_Selected passage:_
= = = = = = =

Runtime asset partitions
See original GitHub issueI’ve seen a couple cases recently where it would be helpful to have “runtime” asset partitions. I.e. a partition is added to an asset when a job runs, rather than at definition time.
What we’ve heard
How can I handle a data asset in dagster which is partitioned - but there is no clear notion i.e. date when an update occurs? For example, let`s assume some external (public) dataset like https://data.world/buffalony/ru4s-wz29 or https://data.buffalony.gov/Quality-of-Life/Recyclable-Materials/ru4s-wz29 should be polled for changes (once every day/week/whatever) and if fresh data is available, the data is downloaded and stored in a data warehouse for this specific asset in a new partition. I.e. how can I harmonize the notion of a partitioned asset with the daily trigger to check for updates and an asset which might update only every now-and-then?
- Daniel Michaelis - https://dagster.slack.com/archives/C01U954MEER/p1652275233509229
- David Elston - https://dagster.slack.com/archives/C01U5LFUZJS/p1657569889121039?thread_ts=1657562095.567059&cid=C01U5LFUZJS
The use case I’m looking to support is to partition my assets by our customers (as we run manage many assets in a single tenant manner), I would imagine any user wanting to manage software-defined assets in a single tenant manner would stumble on the same blocker. I know there is some conflict between the defined/deterministic nature of software assets and dynamic partitioning, however I feel this is probably a relatively common use case.
We have discussed having a static config and generating the assets but our customer base is not static (and infact we actually partition again inside a particular customer).
We would effectively have to redeploy the entire repository anytime we created a new customer, which in the long run is unsustainable.
Are there plans to support dynamically partitioned Assets in the future or a way to do the following with current features? In essence, I need to process experiment results and would like to use partitioned assets for that. Every few days (inconsistent) an experiment result will be made available for Dagster to process, and I would like to handle each result as a separate partition. The list of partitions would have to grow dynamically and be re-fetched before kicking off runs for missing partitions.

= = = = = = =

_Supplied records:_
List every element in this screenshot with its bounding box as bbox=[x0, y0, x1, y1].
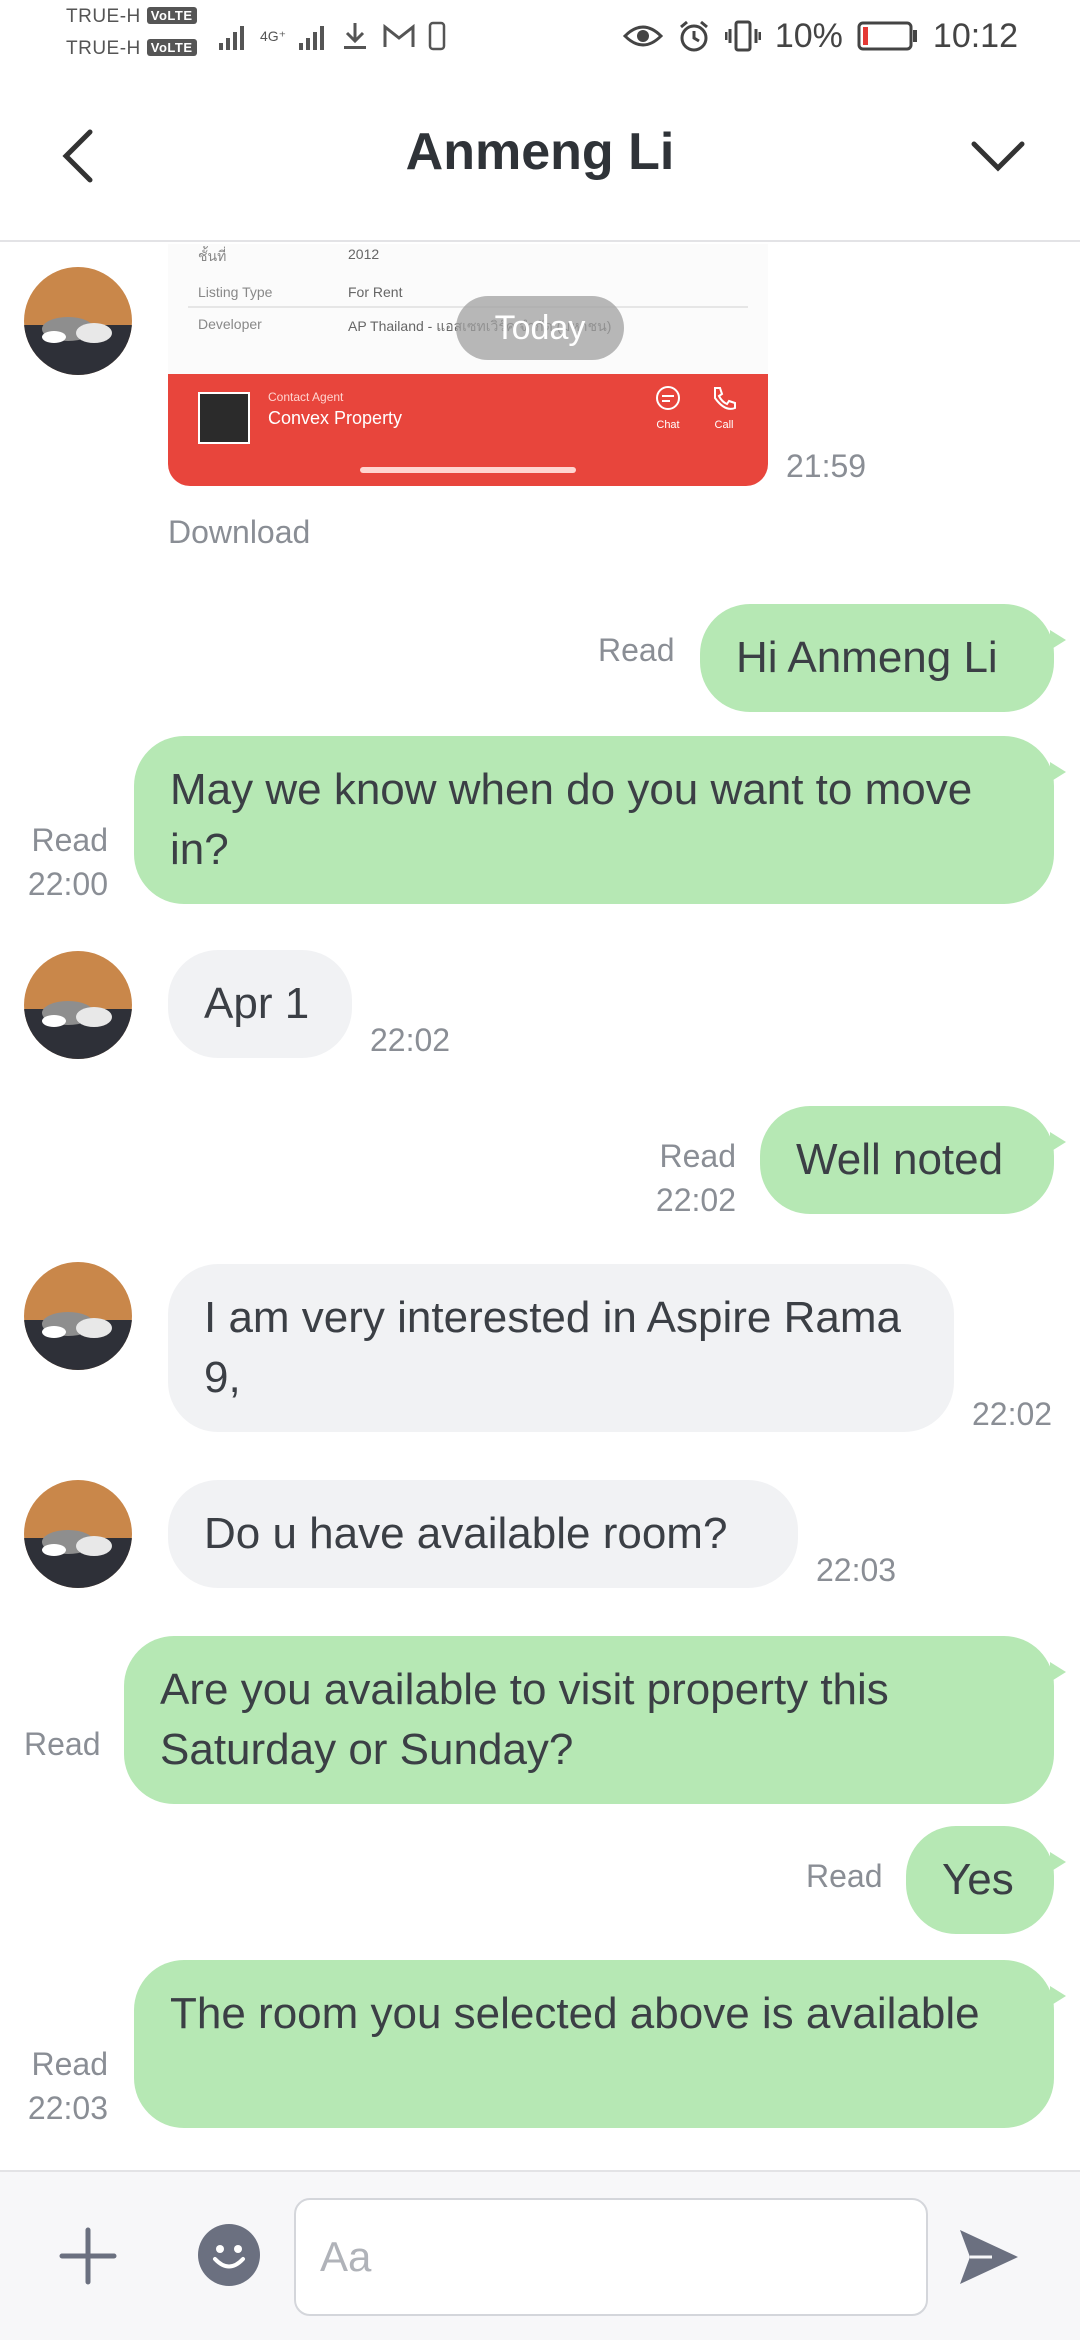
chat-title: Anmeng Li bbox=[405, 123, 675, 181]
listing-row-value: For Rent bbox=[348, 284, 403, 300]
status-icons-left: 4G⁺ bbox=[218, 14, 446, 58]
avatar[interactable] bbox=[24, 1480, 132, 1588]
status-bar: TRUE-H VoLTE TRUE-H VoLTE 4G⁺ 10% 10:12 bbox=[0, 0, 1080, 72]
message-meta: Read 22:03 bbox=[10, 2042, 108, 2130]
battery-percent: 10% bbox=[774, 16, 843, 55]
read-receipt: Read bbox=[806, 1858, 883, 1894]
battery-icon bbox=[857, 21, 917, 51]
chat-shortcut-label: Chat bbox=[656, 419, 680, 431]
chat-shortcut: Chat bbox=[648, 384, 688, 431]
message-text: The room you selected above is available bbox=[170, 1989, 980, 2038]
status-icons-right: 10% 10:12 bbox=[622, 14, 1018, 58]
banner-caption: Contact Agent bbox=[268, 390, 344, 404]
eye-icon bbox=[622, 25, 663, 47]
message-time: 22:03 bbox=[27, 2090, 108, 2126]
avatar[interactable] bbox=[24, 1262, 132, 1370]
message-meta: Read 22:02 bbox=[620, 1134, 736, 1222]
message-time: 22:02 bbox=[655, 1182, 736, 1218]
message-text: Well noted bbox=[796, 1135, 1004, 1184]
read-receipt: Read bbox=[31, 2046, 109, 2082]
agent-banner: Contact Agent Convex Property Chat Call bbox=[168, 374, 768, 486]
message-time: 21:59 bbox=[786, 448, 867, 484]
agent-logo-icon bbox=[198, 392, 250, 444]
alarm-icon bbox=[679, 20, 708, 52]
read-receipt: Read bbox=[598, 632, 675, 668]
carrier-label-1: TRUE-H VoLTE bbox=[66, 6, 197, 28]
message-time: 22:02 bbox=[972, 1396, 1053, 1432]
call-shortcut-label: Call bbox=[714, 419, 734, 431]
message-text: Do u have available room? bbox=[204, 1509, 728, 1558]
outgoing-message[interactable]: Yes bbox=[906, 1826, 1066, 1934]
signal-icon bbox=[219, 26, 244, 50]
image-message[interactable]: ชั้นที่ 2012 Listing Type For Rent Devel… bbox=[168, 244, 768, 486]
attach-button[interactable] bbox=[58, 2226, 118, 2286]
call-icon bbox=[714, 387, 736, 410]
message-text: Yes bbox=[942, 1855, 1014, 1904]
listing-row-label: ชั้นที่ bbox=[198, 248, 227, 264]
send-button[interactable] bbox=[956, 2224, 1022, 2290]
call-shortcut: Call bbox=[704, 384, 744, 431]
outgoing-message[interactable]: Hi Anmeng Li bbox=[700, 604, 1066, 712]
vibrate-icon bbox=[724, 20, 761, 52]
message-text: Are you available to visit property this… bbox=[160, 1665, 889, 1774]
plus-icon bbox=[59, 2227, 117, 2285]
phone-icon bbox=[428, 21, 446, 51]
cat-avatar-icon bbox=[24, 1262, 132, 1370]
clock: 10:12 bbox=[932, 16, 1018, 55]
incoming-message[interactable]: I am very interested in Aspire Rama 9, bbox=[168, 1264, 954, 1432]
cat-avatar-icon bbox=[24, 1480, 132, 1588]
emoji-button[interactable] bbox=[198, 2224, 260, 2286]
send-icon bbox=[960, 2230, 1018, 2284]
avatar[interactable] bbox=[24, 267, 132, 375]
smiley-icon bbox=[213, 2245, 245, 2269]
outgoing-message[interactable]: The room you selected above is available bbox=[134, 1960, 1066, 2128]
banner-title: Convex Property bbox=[268, 408, 403, 428]
avatar[interactable] bbox=[24, 951, 132, 1059]
carrier-label-2: TRUE-H VoLTE bbox=[66, 38, 197, 60]
network-type: 4G⁺ bbox=[260, 27, 287, 44]
message-text: May we know when do you want to move in? bbox=[170, 765, 973, 874]
chat-header: Anmeng Li bbox=[0, 72, 1080, 242]
composer-bar bbox=[0, 2170, 1080, 2340]
listing-row-value: 2012 bbox=[348, 246, 380, 262]
read-receipt: Read bbox=[24, 1726, 101, 1762]
outgoing-message[interactable]: May we know when do you want to move in? bbox=[134, 736, 1066, 904]
read-receipt: Read bbox=[659, 1138, 737, 1174]
message-list[interactable]: ชั้นที่ 2012 Listing Type For Rent Devel… bbox=[0, 244, 1080, 2170]
read-receipt: Read bbox=[31, 822, 109, 858]
message-time: 22:00 bbox=[27, 866, 108, 902]
cat-avatar-icon bbox=[24, 951, 132, 1059]
listing-row-label: Developer bbox=[198, 316, 262, 332]
download-icon bbox=[344, 23, 367, 49]
message-text: Apr 1 bbox=[204, 979, 310, 1028]
message-meta: Read 22:00 bbox=[10, 818, 108, 906]
incoming-message[interactable]: Do u have available room? bbox=[168, 1480, 798, 1588]
outgoing-message[interactable]: Are you available to visit property this… bbox=[124, 1636, 1066, 1804]
chat-bubble-icon bbox=[656, 386, 680, 410]
signal-icon-2 bbox=[299, 26, 325, 50]
menu-toggle-button[interactable] bbox=[968, 128, 1028, 184]
message-input[interactable] bbox=[294, 2198, 928, 2316]
message-text: I am very interested in Aspire Rama 9, bbox=[204, 1293, 901, 1402]
chevron-down-icon bbox=[971, 141, 1025, 172]
outgoing-message[interactable]: Well noted bbox=[760, 1106, 1066, 1214]
incoming-message[interactable]: Apr 1 bbox=[168, 950, 352, 1058]
download-link[interactable]: Download bbox=[168, 514, 310, 551]
message-time: 22:03 bbox=[816, 1552, 897, 1588]
gmail-icon bbox=[383, 23, 415, 47]
date-separator: Today bbox=[456, 296, 624, 360]
message-text: Hi Anmeng Li bbox=[736, 633, 998, 682]
cat-avatar-icon bbox=[24, 267, 132, 375]
listing-row-label: Listing Type bbox=[198, 284, 273, 300]
scroll-indicator bbox=[360, 467, 576, 473]
message-time: 22:02 bbox=[370, 1022, 451, 1058]
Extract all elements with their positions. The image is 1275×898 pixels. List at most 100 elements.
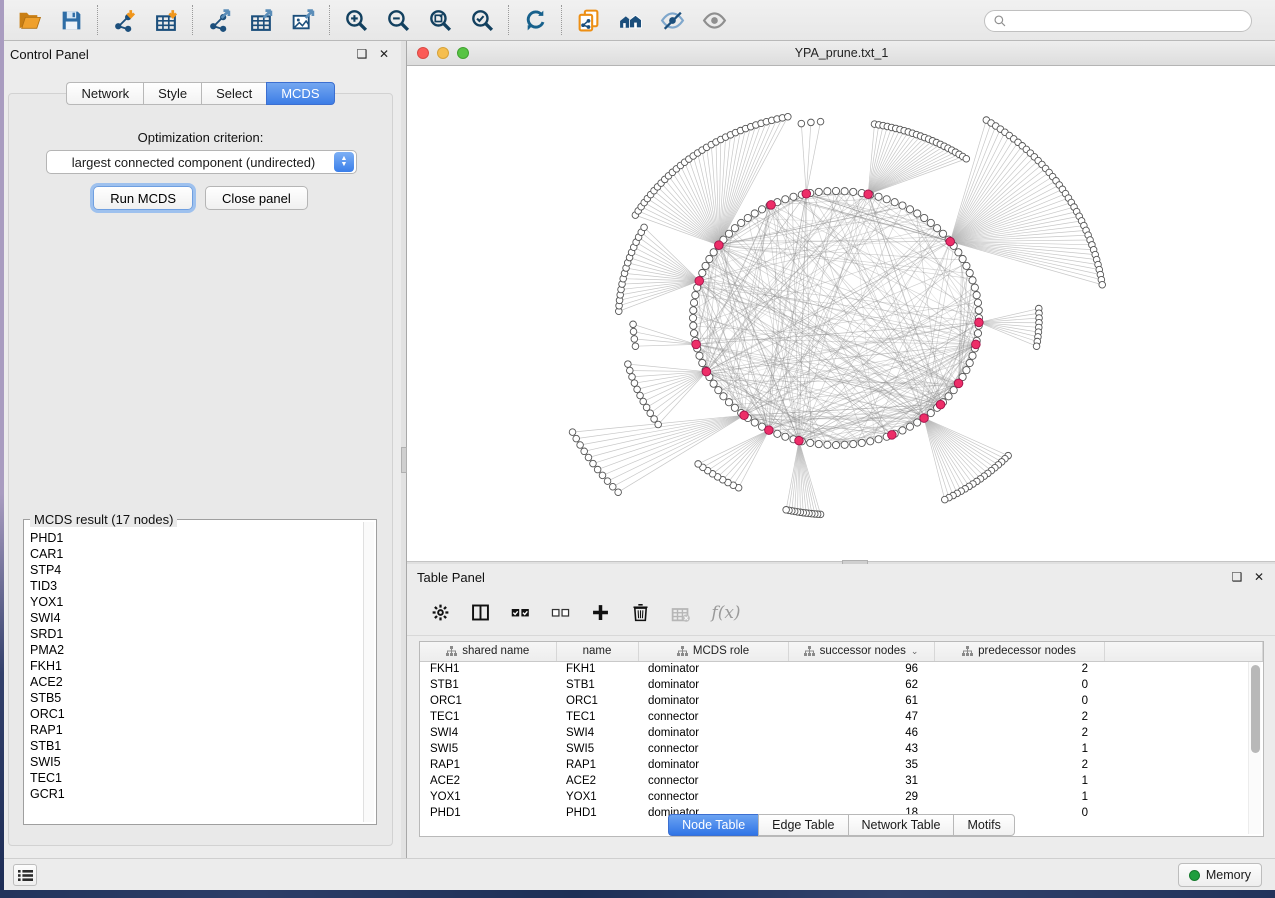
cell-name[interactable]: ORC1 xyxy=(556,693,638,709)
optimization-criterion-dropdown[interactable]: largest connected component (undirected)… xyxy=(46,150,357,174)
minimize-window-icon[interactable] xyxy=(437,47,449,59)
tab-edge-table[interactable]: Edge Table xyxy=(758,814,847,836)
cell-name[interactable]: ACE2 xyxy=(556,773,638,789)
export-network-button[interactable] xyxy=(198,3,240,37)
clone-network-button[interactable] xyxy=(567,3,609,37)
cell-shared_name[interactable]: FKH1 xyxy=(420,661,556,677)
column-header-MCDS-role[interactable]: MCDS role xyxy=(638,642,788,661)
table-row[interactable]: ACE2ACE2connector311 xyxy=(420,773,1263,789)
cell-predecessor_nodes[interactable]: 2 xyxy=(934,661,1104,677)
cell-predecessor_nodes[interactable]: 1 xyxy=(934,741,1104,757)
close-window-icon[interactable] xyxy=(417,47,429,59)
cell-predecessor_nodes[interactable]: 0 xyxy=(934,693,1104,709)
refresh-view-button[interactable] xyxy=(514,3,556,37)
tab-node-table[interactable]: Node Table xyxy=(668,814,758,836)
delete-rows-button[interactable] xyxy=(625,598,655,628)
cell-mcds_role[interactable]: connector xyxy=(638,741,788,757)
result-node-item[interactable]: GCR1 xyxy=(30,786,362,802)
cell-mcds_role[interactable]: dominator xyxy=(638,677,788,693)
cell-mcds_role[interactable]: connector xyxy=(638,709,788,725)
show-graphics-button[interactable] xyxy=(693,3,735,37)
open-file-button[interactable] xyxy=(8,3,50,37)
cell-shared_name[interactable]: ACE2 xyxy=(420,773,556,789)
memory-button[interactable]: Memory xyxy=(1178,863,1262,887)
cell-shared_name[interactable]: YOX1 xyxy=(420,789,556,805)
cell-shared_name[interactable]: STB1 xyxy=(420,677,556,693)
close-panel-icon[interactable]: ✕ xyxy=(1252,570,1266,584)
result-node-item[interactable]: CAR1 xyxy=(30,546,362,562)
cell-predecessor_nodes[interactable]: 2 xyxy=(934,757,1104,773)
task-history-button[interactable] xyxy=(13,864,37,886)
table-scrollbar[interactable] xyxy=(1248,662,1261,834)
cell-shared_name[interactable]: RAP1 xyxy=(420,757,556,773)
tab-select[interactable]: Select xyxy=(201,82,266,105)
table-row[interactable]: FKH1FKH1dominator962 xyxy=(420,661,1263,677)
network-window-titlebar[interactable]: YPA_prune.txt_1 xyxy=(407,41,1275,66)
result-node-item[interactable]: STP4 xyxy=(30,562,362,578)
table-row[interactable]: SWI4SWI4dominator462 xyxy=(420,725,1263,741)
cell-name[interactable]: SWI5 xyxy=(556,741,638,757)
network-view-canvas[interactable] xyxy=(407,66,1275,561)
run-mcds-button[interactable]: Run MCDS xyxy=(93,186,193,210)
ndex-button[interactable] xyxy=(609,3,651,37)
tab-mcds[interactable]: MCDS xyxy=(266,82,334,105)
cell-name[interactable]: SWI4 xyxy=(556,725,638,741)
close-panel-icon[interactable]: ✕ xyxy=(377,47,391,61)
select-all-button[interactable] xyxy=(505,598,535,628)
result-node-item[interactable]: STB5 xyxy=(30,690,362,706)
cell-mcds_role[interactable]: connector xyxy=(638,789,788,805)
zoom-selected-button[interactable] xyxy=(461,3,503,37)
result-node-item[interactable]: RAP1 xyxy=(30,722,362,738)
scrollbar-thumb[interactable] xyxy=(1251,665,1260,753)
result-node-item[interactable]: PHD1 xyxy=(30,530,362,546)
table-row[interactable]: STB1STB1dominator620 xyxy=(420,677,1263,693)
result-node-item[interactable]: TEC1 xyxy=(30,770,362,786)
show-columns-button[interactable] xyxy=(465,598,495,628)
table-row[interactable]: RAP1RAP1dominator352 xyxy=(420,757,1263,773)
cell-mcds_role[interactable]: dominator xyxy=(638,725,788,741)
zoom-fit-button[interactable] xyxy=(419,3,461,37)
cell-name[interactable]: FKH1 xyxy=(556,661,638,677)
result-node-item[interactable]: YOX1 xyxy=(30,594,362,610)
cell-predecessor_nodes[interactable]: 0 xyxy=(934,677,1104,693)
cell-successor_nodes[interactable]: 35 xyxy=(788,757,934,773)
cell-name[interactable]: TEC1 xyxy=(556,709,638,725)
import-table-button[interactable] xyxy=(145,3,187,37)
cell-name[interactable]: STB1 xyxy=(556,677,638,693)
table-row[interactable]: SWI5SWI5connector431 xyxy=(420,741,1263,757)
tab-network-table[interactable]: Network Table xyxy=(848,814,954,836)
cell-name[interactable]: RAP1 xyxy=(556,757,638,773)
cell-successor_nodes[interactable]: 47 xyxy=(788,709,934,725)
search-input[interactable] xyxy=(1007,14,1243,28)
save-session-button[interactable] xyxy=(50,3,92,37)
cell-successor_nodes[interactable]: 43 xyxy=(788,741,934,757)
cell-successor_nodes[interactable]: 62 xyxy=(788,677,934,693)
result-node-item[interactable]: ORC1 xyxy=(30,706,362,722)
cell-successor_nodes[interactable]: 46 xyxy=(788,725,934,741)
result-node-item[interactable]: SWI4 xyxy=(30,610,362,626)
cell-predecessor_nodes[interactable]: 1 xyxy=(934,789,1104,805)
tab-network[interactable]: Network xyxy=(66,82,143,105)
table-row[interactable]: TEC1TEC1connector472 xyxy=(420,709,1263,725)
cell-predecessor_nodes[interactable]: 2 xyxy=(934,709,1104,725)
column-header-name[interactable]: name xyxy=(556,642,638,661)
cell-successor_nodes[interactable]: 31 xyxy=(788,773,934,789)
cell-successor_nodes[interactable]: 61 xyxy=(788,693,934,709)
zoom-out-button[interactable] xyxy=(377,3,419,37)
column-header-predecessor-nodes[interactable]: predecessor nodes xyxy=(934,642,1104,661)
zoom-in-button[interactable] xyxy=(335,3,377,37)
tab-style[interactable]: Style xyxy=(143,82,201,105)
deselect-all-button[interactable] xyxy=(545,598,575,628)
add-row-button[interactable] xyxy=(585,598,615,628)
cell-name[interactable]: YOX1 xyxy=(556,789,638,805)
cell-mcds_role[interactable]: dominator xyxy=(638,757,788,773)
cell-mcds_role[interactable]: dominator xyxy=(638,661,788,677)
float-panel-icon[interactable]: ❑ xyxy=(355,47,369,61)
cell-shared_name[interactable]: SWI5 xyxy=(420,741,556,757)
search-field[interactable] xyxy=(984,10,1252,32)
settings-gear-button[interactable] xyxy=(425,598,455,628)
result-node-item[interactable]: TID3 xyxy=(30,578,362,594)
result-node-item[interactable]: FKH1 xyxy=(30,658,362,674)
result-node-item[interactable]: SRD1 xyxy=(30,626,362,642)
close-panel-button[interactable]: Close panel xyxy=(205,186,308,210)
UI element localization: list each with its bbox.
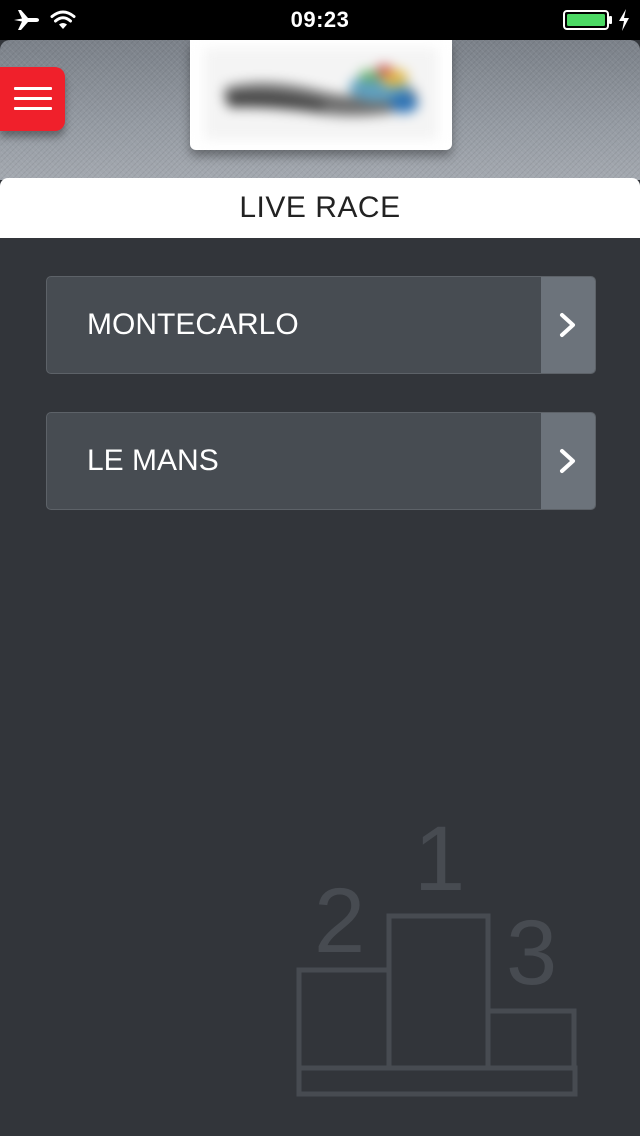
podium-third-place-number: 3 [506,902,557,1004]
race-item-chevron-button[interactable] [541,413,595,509]
app-logo [190,40,452,150]
race-item-label: MONTECARLO [87,308,299,341]
hamburger-menu-icon-bar [14,97,52,100]
podium-first-place-number: 1 [414,808,465,910]
chevron-right-icon [560,449,575,473]
battery-icon [563,10,612,30]
status-time: 09:23 [290,7,350,32]
page-title: LIVE RACE [0,178,640,238]
hamburger-menu-icon-bar [14,107,52,110]
chevron-right-icon [560,313,575,337]
race-item-label: LE MANS [87,444,219,477]
menu-button[interactable] [0,67,65,131]
status-bar: 09:23 [0,0,640,40]
blurred-logo-image [204,48,438,140]
race-item-le-mans[interactable]: LE MANS [46,412,596,510]
race-item-montecarlo[interactable]: MONTECARLO [46,276,596,374]
race-item-chevron-button[interactable] [541,277,595,373]
podium-second-place-number: 2 [314,870,365,972]
charging-icon [619,9,629,31]
hamburger-menu-icon [14,87,52,90]
podium-icon: 1 2 3 [296,808,578,1097]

= = = = = = =

_Exercise set:_
1 - Answer these about the issue on runtime asset partitions, one line each:
(a) When is a runtime partition added to an asset?
(b) What would the user partitioning by customers have to do whenever a new customer is created?
(c) How often does an experiment result become available for processing?
2 - Pick up the issue on runtime asset partitions after its final sentence and keep writing it.

_Final answers:_
1 -
(a) When a job runs, rather than at definition time.
(b) Redeploy the entire repository.
(c) Every few days, on an inconsistent schedule.

2 -
- Zhiyuan Ma - https://dagster.slack.com/archives/C01U954MEER/p1663100865538039?thread_ts=1659814177.446119&cid=C01U954MEER
I am facing a similar use case. We have external service that generate datasets, and the dagster pipeline is to pick up each dataset and run through a set of ops.
- tga
hi, I am trying to pass input files (file key really) through a processing pipeline, generating the original and each intermediate step as an asset (with keys like file1_step1, file1_step2) so I have an ingest job that takes the file key and applies the graph, and the steps are called correctly, I’m just not sure how to use assets in this case
as far as I can tell, the docs treat software defined assets as a fixed thing, with a key given by the function name – not a template for generating dynamic assets based on input (edited)
that’s the part that kills it for me – if I come back later and materialize one of those virtual assets, it’s not possible (I think) to automatically rematerialize downstream assets that depend on it, because they’re not linked – so what’s the value of having assets in the first place then?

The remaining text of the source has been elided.